Passage to read »
—————
Absolutely. I transcribed organ parts off of Deep Purple records, and a lot of sax by Sonny Stitt, Stanley Turentine, and Ernie Watts. It didn't matter what instrument it was; if it moved me I would try to transcribe it. I did "Root Barrel Rag" because I just loved the way it sounded.
What benefits do you think guitarists can get from transcribing things not written for guitar?
Hopefully, it makes you sound unlike every other guitar player. I know I phrase differently from the average guitar player. I don't think in "licks" when I play, I think in melodies. The things that move me are things I can sense a melody in.
The last track on the CD, "Adagio for Strings" is amazing. It was all done with guitar synth and E-bow, right? [note: an E-bow is a small, hand-held device which, when placed over a string, causes it to sustain indefinitely, much like a bow on a violin string.]
That song is the theme of the Oliver Stone film, "Platoon." It gave me goose bumps when I heard it; it was so moving and sad. So I went to a music store and bought the score. I opened it and found I had no idea how to read cello parts and all these weird clefs and registers that the instruments were in. It was in this weird time feel. It would change from 15/8 and 4/8 and all these weird time signatures every two or three measures. I called some of my students and had them explain to me how this works until I finally got the concept down. I spent three weeks or so learning how to read the music.
Then I played it with an E-bow and recorded the whole thing. I played it back and it sounded like a gigantic kazoo orchestra. It sounded terrible. So, I borrowed a guitar synth to replace some of the E-bow parts.
I had to EQ the violin and cello patches to sound authentic. I had to add the vibrato because the synth doesn't automatically do that. It took me a long time. Then, the synth kept cutting out. The notes had to sustain for about thirty seconds, but the synth kept running out of gas. I found out there's a "hold" function that make the note sustain indefinitely.
Then, I started recording the whole song from the top down. If the melody was on the violin, I'd record that part first then add five violas, cellos, and double basses. The second or third time through, the melody appears on the cello, so I recorded that first and added the violas and double basses underneath. It took me about three months to record that thing. Most of that was learning to use the E-bow and synth and how to read the score.
In closing, do you have any advice for players who aspire to become professional guitarists?
Learn how to read music. A pro musician usually is playing other people's music for other people. In that situation, the means of communication between musicians is music. So, if you can't read music, you can't communicate.
You don't have to become a world class sightreader like David Oakes, but become musically literate. Ninety-seven percent of the world's great musical literature is written out in musical notation. That's not available to you if you don't know how to read.
What about advice for the hobbyist with no intention of becoming a guitarist on a professional level?
Play what you love. Play your favorite tunes. And remember rule number 62: don't take yourself so seriously. For years I was Joe Serious. Everything had to be just perfect. I started playing much better when I started having fun when I play.
I was playing with Pastor Darrell Owens out in the lobby, and he said, "Well, time for me to go in there and underwhelm 'em." That's classic!! I was dying when he said that. He plays great, but he doesn't take himself too seriously.
I know what you mean. I'm as guilty as the next guy of getting up in front of an audience to play and wincing every time I make a mistake. Not only does it mean you aren't having fun, but it can make the people watching you uncomfortable as well.
Yeah, it makes them edgy. If I made a face every time I make mistakes I'd have an eternal sour face. Just play right through it; nobody knows unless you stop right in the middle and say. "Oh, that was a train wreck!" Just keep smiling. The notes are incidental. It's the mood you're creating; that's the thing!!
—————
List every individual person mentioned by name in the interview above.
—————
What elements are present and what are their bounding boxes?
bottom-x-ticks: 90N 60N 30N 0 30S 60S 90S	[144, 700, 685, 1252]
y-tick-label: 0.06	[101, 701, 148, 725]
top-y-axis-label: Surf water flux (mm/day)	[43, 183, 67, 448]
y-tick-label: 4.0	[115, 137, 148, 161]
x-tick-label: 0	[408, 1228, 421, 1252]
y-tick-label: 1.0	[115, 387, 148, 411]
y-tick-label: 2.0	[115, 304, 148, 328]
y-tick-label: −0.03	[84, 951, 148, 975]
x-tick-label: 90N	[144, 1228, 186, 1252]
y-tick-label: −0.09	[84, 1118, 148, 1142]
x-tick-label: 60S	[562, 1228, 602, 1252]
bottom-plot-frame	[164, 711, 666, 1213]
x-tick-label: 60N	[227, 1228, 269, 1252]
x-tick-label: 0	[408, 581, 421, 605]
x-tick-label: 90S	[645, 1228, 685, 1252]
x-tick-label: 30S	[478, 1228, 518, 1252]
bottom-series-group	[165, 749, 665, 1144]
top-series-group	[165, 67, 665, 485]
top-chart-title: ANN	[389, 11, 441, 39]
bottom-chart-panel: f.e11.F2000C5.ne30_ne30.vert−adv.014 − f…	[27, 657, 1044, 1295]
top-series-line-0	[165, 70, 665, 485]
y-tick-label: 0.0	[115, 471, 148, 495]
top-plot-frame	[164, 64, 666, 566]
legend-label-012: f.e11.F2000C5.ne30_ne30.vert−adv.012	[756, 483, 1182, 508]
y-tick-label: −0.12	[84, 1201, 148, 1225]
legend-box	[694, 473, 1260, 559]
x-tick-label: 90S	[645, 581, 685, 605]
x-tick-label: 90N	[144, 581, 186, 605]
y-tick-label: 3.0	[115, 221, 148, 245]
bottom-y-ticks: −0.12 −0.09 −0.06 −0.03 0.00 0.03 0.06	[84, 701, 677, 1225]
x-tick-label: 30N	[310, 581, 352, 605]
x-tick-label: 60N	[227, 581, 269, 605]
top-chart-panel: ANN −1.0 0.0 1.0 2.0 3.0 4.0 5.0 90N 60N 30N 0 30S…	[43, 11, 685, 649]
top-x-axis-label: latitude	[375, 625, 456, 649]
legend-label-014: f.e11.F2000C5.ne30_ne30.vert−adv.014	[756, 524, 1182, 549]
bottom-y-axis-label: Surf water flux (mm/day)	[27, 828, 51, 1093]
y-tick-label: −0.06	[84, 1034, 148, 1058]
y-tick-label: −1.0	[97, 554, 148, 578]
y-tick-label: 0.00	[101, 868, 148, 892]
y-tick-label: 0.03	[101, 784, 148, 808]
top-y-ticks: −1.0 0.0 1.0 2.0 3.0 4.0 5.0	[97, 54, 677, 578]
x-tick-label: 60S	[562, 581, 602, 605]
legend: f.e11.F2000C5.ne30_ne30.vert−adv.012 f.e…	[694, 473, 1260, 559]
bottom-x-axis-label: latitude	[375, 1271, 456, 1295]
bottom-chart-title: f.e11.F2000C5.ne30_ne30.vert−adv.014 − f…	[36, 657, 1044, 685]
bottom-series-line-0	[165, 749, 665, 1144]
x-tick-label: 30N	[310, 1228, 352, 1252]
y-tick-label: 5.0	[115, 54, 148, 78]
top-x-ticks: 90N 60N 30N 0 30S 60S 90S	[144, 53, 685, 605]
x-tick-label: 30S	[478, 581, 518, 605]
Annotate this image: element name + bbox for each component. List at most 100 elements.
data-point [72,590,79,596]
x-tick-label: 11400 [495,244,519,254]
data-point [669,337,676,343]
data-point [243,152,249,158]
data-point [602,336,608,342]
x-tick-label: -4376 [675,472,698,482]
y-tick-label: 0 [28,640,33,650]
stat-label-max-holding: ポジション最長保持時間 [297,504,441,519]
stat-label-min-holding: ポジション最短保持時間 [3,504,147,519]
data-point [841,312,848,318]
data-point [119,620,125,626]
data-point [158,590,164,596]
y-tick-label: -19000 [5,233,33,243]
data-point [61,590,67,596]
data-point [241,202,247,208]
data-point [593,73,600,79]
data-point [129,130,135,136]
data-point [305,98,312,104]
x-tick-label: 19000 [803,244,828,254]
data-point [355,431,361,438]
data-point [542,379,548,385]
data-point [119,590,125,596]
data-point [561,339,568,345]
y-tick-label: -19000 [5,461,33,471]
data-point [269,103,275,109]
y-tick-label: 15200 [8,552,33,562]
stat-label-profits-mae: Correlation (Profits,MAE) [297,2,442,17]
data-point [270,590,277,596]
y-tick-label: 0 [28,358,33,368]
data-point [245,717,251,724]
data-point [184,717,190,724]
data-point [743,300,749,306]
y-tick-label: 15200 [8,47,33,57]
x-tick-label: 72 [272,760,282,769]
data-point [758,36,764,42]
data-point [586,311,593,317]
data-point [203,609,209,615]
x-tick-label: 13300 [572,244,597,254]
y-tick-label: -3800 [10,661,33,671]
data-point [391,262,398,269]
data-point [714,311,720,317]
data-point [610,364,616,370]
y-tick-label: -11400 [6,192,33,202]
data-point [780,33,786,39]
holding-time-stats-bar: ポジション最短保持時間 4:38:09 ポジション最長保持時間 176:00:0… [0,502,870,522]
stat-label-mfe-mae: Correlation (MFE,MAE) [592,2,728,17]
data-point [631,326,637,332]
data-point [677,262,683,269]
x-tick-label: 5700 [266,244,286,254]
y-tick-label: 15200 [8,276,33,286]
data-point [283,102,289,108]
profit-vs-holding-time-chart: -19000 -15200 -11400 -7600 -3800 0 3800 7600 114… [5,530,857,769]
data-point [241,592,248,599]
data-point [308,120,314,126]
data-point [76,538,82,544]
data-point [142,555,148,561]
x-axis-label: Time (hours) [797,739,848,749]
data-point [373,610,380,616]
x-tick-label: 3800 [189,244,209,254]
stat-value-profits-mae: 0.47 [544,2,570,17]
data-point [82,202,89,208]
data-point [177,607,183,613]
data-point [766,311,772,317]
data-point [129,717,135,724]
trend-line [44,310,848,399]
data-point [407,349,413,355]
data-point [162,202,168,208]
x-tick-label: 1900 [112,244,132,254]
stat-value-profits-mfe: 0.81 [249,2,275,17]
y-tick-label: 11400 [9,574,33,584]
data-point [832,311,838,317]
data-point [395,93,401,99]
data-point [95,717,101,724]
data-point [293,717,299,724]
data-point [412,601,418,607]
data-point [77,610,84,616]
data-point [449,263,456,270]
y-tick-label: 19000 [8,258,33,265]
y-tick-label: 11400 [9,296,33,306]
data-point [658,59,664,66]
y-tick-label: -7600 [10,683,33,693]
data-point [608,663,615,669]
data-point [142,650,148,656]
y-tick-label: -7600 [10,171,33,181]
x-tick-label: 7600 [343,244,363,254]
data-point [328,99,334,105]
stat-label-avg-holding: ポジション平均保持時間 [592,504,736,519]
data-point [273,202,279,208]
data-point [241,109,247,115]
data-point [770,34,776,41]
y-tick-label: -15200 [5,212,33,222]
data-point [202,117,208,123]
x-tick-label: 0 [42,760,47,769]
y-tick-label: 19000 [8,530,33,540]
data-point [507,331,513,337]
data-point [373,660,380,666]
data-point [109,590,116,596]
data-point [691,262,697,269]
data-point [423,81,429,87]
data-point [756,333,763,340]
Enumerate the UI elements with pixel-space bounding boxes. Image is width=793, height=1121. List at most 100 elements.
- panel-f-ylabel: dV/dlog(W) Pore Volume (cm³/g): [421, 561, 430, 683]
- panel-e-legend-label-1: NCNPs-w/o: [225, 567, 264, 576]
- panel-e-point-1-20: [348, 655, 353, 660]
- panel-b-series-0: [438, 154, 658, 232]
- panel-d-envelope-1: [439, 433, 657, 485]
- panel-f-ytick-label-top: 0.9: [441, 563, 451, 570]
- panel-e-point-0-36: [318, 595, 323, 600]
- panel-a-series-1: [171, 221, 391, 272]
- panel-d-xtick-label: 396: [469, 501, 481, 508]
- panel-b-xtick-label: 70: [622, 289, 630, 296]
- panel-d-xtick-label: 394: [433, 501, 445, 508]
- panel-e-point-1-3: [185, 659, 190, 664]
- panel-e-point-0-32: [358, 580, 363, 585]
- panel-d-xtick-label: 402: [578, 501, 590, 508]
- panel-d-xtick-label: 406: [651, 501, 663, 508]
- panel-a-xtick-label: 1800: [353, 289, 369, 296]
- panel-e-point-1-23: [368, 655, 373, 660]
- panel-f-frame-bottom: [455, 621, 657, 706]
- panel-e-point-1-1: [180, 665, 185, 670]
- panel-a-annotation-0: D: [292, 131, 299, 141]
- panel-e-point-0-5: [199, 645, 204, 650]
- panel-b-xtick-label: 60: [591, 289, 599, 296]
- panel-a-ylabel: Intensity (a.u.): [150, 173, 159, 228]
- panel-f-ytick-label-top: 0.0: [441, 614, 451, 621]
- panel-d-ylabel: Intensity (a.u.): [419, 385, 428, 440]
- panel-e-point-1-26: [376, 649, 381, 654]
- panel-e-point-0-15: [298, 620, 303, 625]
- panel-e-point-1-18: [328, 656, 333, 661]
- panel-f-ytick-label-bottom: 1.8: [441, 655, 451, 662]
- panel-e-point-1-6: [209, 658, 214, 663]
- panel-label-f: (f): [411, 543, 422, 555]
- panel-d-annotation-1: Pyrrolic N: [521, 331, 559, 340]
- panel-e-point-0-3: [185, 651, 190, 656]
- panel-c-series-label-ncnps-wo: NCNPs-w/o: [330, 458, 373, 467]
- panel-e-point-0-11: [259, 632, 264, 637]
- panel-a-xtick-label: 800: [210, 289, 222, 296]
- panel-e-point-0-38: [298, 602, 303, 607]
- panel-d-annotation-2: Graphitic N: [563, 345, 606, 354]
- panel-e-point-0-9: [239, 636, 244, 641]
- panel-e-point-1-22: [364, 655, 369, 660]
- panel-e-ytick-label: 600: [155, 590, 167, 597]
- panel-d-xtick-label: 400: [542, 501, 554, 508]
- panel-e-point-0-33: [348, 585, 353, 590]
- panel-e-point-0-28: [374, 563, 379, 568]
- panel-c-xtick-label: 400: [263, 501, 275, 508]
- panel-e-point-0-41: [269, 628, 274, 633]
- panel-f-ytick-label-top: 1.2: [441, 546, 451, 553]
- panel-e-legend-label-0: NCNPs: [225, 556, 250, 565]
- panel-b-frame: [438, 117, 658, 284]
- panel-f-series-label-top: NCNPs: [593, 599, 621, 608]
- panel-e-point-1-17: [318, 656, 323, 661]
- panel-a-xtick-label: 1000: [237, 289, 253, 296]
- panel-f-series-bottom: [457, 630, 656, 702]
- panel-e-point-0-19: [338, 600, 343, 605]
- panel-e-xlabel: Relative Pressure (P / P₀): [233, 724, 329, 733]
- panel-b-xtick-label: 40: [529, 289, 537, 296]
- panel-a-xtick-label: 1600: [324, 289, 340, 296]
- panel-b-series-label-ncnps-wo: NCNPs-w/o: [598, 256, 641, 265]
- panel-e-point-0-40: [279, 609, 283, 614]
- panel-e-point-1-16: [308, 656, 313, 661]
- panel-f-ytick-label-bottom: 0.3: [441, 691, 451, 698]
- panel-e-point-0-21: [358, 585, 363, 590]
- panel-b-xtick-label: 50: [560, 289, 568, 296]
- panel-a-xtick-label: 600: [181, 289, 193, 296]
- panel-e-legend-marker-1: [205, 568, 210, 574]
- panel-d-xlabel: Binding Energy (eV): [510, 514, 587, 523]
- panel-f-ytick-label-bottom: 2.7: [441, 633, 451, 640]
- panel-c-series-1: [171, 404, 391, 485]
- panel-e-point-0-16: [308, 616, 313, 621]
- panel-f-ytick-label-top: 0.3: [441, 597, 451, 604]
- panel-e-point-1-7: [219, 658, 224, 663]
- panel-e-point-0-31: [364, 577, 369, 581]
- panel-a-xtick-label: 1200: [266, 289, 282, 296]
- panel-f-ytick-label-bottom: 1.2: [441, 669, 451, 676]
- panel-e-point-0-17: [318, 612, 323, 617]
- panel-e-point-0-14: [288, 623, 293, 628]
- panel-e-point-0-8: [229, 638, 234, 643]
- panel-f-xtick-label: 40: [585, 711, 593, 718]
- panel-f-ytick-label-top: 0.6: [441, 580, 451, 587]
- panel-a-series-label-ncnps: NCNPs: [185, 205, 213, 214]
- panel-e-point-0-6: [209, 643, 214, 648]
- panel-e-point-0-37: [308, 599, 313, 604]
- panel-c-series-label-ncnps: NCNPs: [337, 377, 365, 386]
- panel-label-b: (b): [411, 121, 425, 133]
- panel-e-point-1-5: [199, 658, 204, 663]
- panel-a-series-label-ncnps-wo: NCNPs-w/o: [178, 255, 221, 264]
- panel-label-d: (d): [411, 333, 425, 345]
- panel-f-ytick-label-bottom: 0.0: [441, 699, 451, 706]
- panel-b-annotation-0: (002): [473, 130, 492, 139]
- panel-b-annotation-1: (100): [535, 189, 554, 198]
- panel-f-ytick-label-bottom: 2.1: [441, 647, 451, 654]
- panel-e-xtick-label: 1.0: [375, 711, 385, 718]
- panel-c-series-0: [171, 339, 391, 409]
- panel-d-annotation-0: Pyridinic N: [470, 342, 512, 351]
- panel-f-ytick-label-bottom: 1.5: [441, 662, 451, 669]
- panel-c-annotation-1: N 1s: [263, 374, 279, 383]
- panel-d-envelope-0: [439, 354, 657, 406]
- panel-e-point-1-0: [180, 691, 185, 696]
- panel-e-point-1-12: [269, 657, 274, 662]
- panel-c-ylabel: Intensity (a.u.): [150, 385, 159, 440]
—————
Exercise output » Sonny Stitt, Stanley Turentine, Ernie Watts, Oliver Stone, David Oakes, Pastor Darrell Owens